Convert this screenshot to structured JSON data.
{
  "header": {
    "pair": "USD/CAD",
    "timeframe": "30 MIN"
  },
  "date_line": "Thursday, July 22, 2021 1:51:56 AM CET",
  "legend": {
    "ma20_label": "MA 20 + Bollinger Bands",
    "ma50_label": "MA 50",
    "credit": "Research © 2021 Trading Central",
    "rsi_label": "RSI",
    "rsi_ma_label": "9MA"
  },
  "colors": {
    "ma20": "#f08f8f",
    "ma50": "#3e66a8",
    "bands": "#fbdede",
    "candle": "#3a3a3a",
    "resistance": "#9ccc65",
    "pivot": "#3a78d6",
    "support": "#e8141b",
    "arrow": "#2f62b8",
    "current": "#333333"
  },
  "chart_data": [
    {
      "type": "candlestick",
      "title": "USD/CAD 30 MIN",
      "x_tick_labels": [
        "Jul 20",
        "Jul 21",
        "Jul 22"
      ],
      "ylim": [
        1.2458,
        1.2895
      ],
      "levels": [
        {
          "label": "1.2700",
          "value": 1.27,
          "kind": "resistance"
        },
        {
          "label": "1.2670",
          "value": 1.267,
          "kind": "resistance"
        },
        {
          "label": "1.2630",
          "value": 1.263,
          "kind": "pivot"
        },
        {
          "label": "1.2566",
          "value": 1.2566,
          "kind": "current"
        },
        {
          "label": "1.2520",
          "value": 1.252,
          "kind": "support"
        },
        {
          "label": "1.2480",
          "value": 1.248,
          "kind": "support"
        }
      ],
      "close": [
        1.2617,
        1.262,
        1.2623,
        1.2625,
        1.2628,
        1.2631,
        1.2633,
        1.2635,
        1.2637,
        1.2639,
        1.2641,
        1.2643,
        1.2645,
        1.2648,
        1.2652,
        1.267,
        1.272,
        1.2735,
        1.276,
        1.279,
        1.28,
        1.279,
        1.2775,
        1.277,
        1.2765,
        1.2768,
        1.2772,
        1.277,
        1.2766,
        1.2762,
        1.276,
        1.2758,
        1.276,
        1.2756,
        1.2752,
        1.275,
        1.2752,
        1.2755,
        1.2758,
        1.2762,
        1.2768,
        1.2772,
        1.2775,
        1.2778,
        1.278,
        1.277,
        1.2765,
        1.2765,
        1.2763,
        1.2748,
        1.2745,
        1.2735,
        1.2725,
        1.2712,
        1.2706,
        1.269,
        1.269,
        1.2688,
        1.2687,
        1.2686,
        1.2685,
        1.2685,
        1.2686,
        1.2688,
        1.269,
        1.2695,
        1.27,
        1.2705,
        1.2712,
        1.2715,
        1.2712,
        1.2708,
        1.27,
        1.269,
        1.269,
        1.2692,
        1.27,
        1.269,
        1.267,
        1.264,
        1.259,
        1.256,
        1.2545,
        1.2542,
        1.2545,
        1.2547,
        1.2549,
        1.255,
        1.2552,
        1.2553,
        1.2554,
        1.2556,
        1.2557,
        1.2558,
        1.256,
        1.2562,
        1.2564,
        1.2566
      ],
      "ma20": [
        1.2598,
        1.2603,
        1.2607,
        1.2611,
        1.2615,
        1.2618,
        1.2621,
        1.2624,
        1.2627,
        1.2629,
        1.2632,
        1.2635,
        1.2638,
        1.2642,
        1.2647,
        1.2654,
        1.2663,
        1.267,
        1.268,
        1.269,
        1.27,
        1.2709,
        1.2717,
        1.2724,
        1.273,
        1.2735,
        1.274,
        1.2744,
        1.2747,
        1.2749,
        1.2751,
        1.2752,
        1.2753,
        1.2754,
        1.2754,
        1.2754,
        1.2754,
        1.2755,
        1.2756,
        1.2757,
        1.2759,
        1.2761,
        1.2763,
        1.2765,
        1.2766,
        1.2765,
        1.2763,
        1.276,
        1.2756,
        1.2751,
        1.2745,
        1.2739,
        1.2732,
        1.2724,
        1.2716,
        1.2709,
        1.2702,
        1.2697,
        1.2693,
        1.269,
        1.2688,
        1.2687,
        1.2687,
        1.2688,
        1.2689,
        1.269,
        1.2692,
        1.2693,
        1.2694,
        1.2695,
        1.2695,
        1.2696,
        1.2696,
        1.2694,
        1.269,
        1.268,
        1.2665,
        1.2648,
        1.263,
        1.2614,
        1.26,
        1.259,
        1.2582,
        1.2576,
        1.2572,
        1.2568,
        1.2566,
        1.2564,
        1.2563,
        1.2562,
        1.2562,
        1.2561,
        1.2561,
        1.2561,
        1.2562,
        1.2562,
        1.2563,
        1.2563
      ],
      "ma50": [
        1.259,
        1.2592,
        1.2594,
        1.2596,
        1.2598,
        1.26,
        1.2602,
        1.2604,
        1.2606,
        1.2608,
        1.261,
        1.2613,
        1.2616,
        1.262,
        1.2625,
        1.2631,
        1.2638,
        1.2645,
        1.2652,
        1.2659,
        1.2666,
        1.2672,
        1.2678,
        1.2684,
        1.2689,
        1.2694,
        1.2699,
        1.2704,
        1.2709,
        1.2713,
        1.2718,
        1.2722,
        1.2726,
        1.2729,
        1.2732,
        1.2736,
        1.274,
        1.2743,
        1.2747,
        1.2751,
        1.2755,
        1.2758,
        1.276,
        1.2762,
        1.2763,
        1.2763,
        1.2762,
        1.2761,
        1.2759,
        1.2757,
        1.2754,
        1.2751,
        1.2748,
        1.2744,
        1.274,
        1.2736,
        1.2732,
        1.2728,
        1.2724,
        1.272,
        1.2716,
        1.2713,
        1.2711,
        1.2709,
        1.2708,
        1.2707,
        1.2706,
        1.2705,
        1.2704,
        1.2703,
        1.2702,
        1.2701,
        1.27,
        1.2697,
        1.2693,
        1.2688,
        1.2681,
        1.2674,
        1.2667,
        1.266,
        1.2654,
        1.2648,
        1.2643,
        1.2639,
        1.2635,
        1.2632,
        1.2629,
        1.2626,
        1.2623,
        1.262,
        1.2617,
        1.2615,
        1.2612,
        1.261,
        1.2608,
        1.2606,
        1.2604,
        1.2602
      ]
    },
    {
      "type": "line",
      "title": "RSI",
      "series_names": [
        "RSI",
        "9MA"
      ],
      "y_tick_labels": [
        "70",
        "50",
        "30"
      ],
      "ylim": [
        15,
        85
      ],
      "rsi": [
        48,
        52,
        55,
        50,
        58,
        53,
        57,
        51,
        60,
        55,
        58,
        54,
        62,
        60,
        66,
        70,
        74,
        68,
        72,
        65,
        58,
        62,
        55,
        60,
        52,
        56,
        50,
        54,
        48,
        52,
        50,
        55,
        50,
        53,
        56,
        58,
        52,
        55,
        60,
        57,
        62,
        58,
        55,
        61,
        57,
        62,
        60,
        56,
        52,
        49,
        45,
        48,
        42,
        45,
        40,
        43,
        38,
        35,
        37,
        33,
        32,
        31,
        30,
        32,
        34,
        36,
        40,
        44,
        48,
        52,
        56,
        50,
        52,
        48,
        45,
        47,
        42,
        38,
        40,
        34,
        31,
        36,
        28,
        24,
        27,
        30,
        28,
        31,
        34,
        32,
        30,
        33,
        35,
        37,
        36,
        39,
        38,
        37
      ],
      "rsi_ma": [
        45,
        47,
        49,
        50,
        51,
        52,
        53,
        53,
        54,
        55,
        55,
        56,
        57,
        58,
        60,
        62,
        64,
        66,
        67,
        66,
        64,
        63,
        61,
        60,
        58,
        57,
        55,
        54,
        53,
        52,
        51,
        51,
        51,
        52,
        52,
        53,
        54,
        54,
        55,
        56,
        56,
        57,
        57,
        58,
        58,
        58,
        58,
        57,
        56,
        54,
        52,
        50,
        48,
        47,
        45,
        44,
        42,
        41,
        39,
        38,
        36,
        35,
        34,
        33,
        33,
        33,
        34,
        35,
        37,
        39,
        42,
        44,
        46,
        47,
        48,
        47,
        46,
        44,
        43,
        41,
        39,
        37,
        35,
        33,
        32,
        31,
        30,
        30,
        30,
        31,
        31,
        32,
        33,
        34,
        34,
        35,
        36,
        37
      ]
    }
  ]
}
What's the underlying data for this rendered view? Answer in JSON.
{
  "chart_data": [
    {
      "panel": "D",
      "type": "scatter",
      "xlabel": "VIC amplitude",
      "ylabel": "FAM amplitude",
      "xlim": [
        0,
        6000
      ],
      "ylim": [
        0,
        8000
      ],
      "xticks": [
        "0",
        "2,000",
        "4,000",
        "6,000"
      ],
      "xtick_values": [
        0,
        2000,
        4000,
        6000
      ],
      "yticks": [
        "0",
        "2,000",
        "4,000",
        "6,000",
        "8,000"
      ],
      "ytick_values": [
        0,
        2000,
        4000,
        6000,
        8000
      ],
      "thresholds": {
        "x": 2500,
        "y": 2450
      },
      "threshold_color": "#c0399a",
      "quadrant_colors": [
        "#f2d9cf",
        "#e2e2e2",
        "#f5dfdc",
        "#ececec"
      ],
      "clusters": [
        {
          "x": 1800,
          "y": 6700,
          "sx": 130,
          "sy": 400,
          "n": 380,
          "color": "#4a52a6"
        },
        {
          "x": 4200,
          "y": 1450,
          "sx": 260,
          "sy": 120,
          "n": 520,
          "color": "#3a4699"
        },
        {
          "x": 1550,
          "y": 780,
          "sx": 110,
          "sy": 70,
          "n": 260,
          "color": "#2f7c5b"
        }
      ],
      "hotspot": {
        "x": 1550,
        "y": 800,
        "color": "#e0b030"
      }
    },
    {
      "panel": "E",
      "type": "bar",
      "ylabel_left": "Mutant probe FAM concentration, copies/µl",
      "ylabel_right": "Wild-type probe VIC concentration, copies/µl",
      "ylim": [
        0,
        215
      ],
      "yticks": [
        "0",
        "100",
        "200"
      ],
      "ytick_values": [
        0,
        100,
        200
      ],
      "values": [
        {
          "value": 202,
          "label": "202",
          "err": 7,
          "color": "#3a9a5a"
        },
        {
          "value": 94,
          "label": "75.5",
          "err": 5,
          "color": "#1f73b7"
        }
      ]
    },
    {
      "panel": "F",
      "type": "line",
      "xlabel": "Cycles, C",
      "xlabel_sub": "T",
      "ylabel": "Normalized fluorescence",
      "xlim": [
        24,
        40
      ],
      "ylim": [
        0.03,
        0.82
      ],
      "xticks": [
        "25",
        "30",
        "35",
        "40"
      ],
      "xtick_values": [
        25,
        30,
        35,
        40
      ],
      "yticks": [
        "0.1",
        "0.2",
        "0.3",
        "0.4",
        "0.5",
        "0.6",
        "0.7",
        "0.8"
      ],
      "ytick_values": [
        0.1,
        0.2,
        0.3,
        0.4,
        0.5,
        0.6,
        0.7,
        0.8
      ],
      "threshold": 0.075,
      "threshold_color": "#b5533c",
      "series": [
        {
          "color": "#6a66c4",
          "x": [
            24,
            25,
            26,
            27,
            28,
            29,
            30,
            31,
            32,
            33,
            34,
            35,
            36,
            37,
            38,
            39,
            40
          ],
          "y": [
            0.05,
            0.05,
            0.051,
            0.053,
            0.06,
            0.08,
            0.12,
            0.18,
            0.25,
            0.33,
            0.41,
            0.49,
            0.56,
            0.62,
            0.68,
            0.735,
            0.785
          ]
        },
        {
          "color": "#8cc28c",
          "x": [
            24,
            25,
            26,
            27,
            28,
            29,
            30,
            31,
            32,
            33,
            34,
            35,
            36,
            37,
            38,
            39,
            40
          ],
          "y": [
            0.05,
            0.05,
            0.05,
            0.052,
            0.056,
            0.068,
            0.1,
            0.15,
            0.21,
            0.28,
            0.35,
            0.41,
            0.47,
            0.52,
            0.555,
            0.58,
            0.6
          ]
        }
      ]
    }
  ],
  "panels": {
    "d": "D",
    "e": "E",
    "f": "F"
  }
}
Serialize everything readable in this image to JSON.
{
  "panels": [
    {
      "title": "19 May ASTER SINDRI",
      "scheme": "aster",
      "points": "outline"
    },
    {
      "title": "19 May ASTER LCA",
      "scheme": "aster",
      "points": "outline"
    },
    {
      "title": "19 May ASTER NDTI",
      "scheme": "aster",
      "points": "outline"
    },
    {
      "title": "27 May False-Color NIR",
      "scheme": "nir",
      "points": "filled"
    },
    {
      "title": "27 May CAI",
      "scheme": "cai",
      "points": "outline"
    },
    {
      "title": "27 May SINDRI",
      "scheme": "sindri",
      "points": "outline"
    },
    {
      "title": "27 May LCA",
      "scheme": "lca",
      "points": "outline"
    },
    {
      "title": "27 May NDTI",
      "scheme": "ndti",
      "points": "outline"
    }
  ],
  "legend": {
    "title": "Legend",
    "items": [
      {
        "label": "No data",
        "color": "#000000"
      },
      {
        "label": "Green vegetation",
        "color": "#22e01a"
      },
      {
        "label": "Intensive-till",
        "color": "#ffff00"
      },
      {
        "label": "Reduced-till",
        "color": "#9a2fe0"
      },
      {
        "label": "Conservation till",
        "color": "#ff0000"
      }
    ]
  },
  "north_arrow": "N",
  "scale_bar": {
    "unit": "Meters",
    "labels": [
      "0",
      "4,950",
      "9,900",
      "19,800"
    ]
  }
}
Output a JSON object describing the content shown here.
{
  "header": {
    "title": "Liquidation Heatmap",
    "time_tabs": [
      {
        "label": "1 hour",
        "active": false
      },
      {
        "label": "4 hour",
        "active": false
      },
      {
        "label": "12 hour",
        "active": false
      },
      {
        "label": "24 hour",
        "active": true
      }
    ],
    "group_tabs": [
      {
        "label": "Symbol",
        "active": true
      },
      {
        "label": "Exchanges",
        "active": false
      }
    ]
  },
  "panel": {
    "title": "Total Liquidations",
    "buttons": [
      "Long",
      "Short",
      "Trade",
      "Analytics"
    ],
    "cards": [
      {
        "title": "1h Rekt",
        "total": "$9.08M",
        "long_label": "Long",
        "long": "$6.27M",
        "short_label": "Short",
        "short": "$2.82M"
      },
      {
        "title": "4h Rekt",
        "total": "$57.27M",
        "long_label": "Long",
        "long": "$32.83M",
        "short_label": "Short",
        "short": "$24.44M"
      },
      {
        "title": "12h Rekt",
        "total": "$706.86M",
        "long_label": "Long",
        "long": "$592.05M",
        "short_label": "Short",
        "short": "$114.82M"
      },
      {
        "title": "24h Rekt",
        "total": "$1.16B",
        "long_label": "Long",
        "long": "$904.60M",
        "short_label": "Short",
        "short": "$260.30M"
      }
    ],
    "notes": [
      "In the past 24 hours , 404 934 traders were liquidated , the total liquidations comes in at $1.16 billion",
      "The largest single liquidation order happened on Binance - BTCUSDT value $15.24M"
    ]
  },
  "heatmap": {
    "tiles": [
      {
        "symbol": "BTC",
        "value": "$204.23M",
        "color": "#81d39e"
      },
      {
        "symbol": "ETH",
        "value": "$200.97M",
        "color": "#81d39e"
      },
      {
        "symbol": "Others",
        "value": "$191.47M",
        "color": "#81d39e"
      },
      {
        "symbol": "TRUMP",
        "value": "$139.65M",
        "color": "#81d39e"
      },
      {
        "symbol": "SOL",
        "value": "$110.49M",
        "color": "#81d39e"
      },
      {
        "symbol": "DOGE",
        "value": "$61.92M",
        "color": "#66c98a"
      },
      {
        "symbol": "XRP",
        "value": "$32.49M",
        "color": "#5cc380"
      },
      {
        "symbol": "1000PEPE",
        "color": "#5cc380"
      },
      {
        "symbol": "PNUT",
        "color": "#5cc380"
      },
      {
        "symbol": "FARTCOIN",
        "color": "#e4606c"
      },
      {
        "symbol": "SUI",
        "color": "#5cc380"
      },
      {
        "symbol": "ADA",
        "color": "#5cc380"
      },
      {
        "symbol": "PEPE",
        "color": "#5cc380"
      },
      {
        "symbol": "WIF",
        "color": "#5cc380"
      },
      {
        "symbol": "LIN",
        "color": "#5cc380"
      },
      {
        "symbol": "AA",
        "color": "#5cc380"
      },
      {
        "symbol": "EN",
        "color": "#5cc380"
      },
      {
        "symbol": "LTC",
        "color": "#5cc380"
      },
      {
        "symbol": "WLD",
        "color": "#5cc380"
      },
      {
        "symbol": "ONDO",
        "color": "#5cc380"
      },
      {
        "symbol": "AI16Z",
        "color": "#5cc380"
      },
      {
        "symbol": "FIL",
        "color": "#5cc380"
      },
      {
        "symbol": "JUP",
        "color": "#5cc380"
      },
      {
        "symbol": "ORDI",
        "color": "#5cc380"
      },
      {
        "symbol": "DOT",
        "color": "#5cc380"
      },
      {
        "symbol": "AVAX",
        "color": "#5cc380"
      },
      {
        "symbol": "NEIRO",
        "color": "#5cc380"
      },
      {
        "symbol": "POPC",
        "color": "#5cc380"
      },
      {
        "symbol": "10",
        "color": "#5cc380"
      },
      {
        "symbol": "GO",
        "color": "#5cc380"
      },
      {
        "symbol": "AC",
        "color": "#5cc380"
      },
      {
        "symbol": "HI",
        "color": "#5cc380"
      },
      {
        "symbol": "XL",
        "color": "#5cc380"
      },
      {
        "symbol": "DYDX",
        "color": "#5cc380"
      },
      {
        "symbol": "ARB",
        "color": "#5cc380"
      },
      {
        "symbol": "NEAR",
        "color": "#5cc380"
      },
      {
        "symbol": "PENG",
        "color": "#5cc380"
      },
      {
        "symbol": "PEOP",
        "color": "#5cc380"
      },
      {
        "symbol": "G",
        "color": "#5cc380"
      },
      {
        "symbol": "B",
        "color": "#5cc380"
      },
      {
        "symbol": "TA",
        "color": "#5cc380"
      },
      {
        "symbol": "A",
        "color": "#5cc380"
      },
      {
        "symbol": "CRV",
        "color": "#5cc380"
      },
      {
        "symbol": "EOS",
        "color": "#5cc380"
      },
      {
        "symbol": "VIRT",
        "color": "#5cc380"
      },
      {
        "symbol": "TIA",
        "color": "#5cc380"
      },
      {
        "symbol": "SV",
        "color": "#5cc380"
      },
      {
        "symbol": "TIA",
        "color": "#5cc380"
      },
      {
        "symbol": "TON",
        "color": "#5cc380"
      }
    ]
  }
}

## [WHAT TO DO]
Report all lines of the data that include the word "copies".

## [EXERCISE RESPONSE]
      "ylabel_left": "Mutant probe FAM concentration, copies/µl",
      "ylabel_right": "Wild-type probe VIC concentration, copies/µl",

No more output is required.